==== Records provided

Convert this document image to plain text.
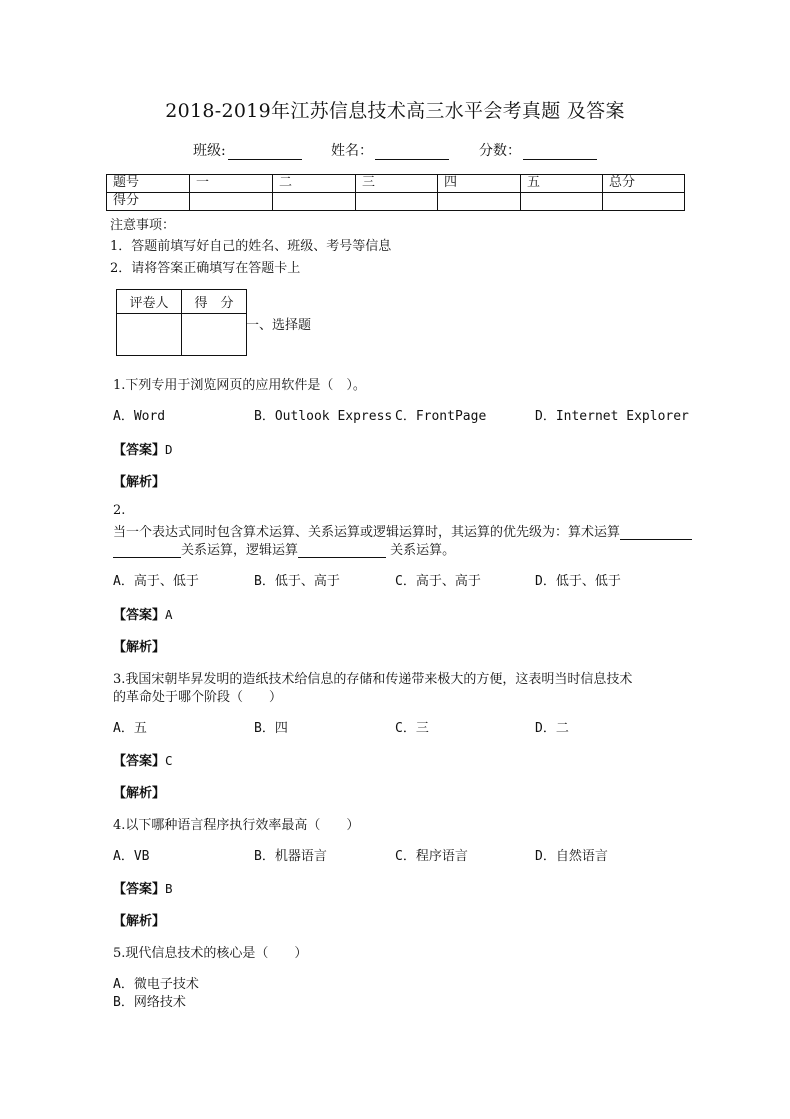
2018-2019年江苏信息技术高三水平会考真题 及答案
班级:	姓名：	分数：
题号	一	二	三	四	五	总分
得分						
注意事项：
1．答题前填写好自己的姓名、班级、考号等信息
2．请将答案正确填写在答题卡上
评卷人	得　分

一、选择题
1.下列专用于浏览网页的应用软件是（　）。
A．Word	B．Outlook Express C．FrontPage	D．Internet Explorer
【答案】D
【解析】
2.
当一个表达式同时包含算术运算、关系运算或逻辑运算时，其运算的优先级为：算术运算
关系运算，逻辑运算	关系运算。
A．高于、低于	B．低于、高于	C．高于、高于	D．低于、低于
【答案】A
【解析】
3.我国宋朝毕昇发明的造纸技术给信息的存储和传递带来极大的方便，这表明当时信息技术
的革命处于哪个阶段（　　）
A．五	B．四	C．三	D．二
【答案】C
【解析】
4.以下哪种语言程序执行效率最高（　　）
A．VB	B．机器语言	C．程序语言	D．自然语言
【答案】B
【解析】
5.现代信息技术的核心是（　　）
A．微电子技术
B．网络技术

========

Problem statement -> Please set down each line of the data above exactly as written, without the pictures.

Response to the task ->
Convert this document image to plain text.
2018-2019年江苏信息技术高三水平会考真题 及答案
班级:	姓名：	分数：
题号	一	二	三	四	五	总分
得分						
注意事项：
1．答题前填写好自己的姓名、班级、考号等信息
2．请将答案正确填写在答题卡上
评卷人	得　分

一、选择题
1.下列专用于浏览网页的应用软件是（　）。
A．Word	B．Outlook Express C．FrontPage	D．Internet Explorer
【答案】D
【解析】
2.
当一个表达式同时包含算术运算、关系运算或逻辑运算时，其运算的优先级为：算术运算
关系运算，逻辑运算	关系运算。
A．高于、低于	B．低于、高于	C．高于、高于	D．低于、低于
【答案】A
【解析】
3.我国宋朝毕昇发明的造纸技术给信息的存储和传递带来极大的方便，这表明当时信息技术
的革命处于哪个阶段（　　）
A．五	B．四	C．三	D．二
【答案】C
【解析】
4.以下哪种语言程序执行效率最高（　　）
A．VB	B．机器语言	C．程序语言	D．自然语言
【答案】B
【解析】
5.现代信息技术的核心是（　　）
A．微电子技术
B．网络技术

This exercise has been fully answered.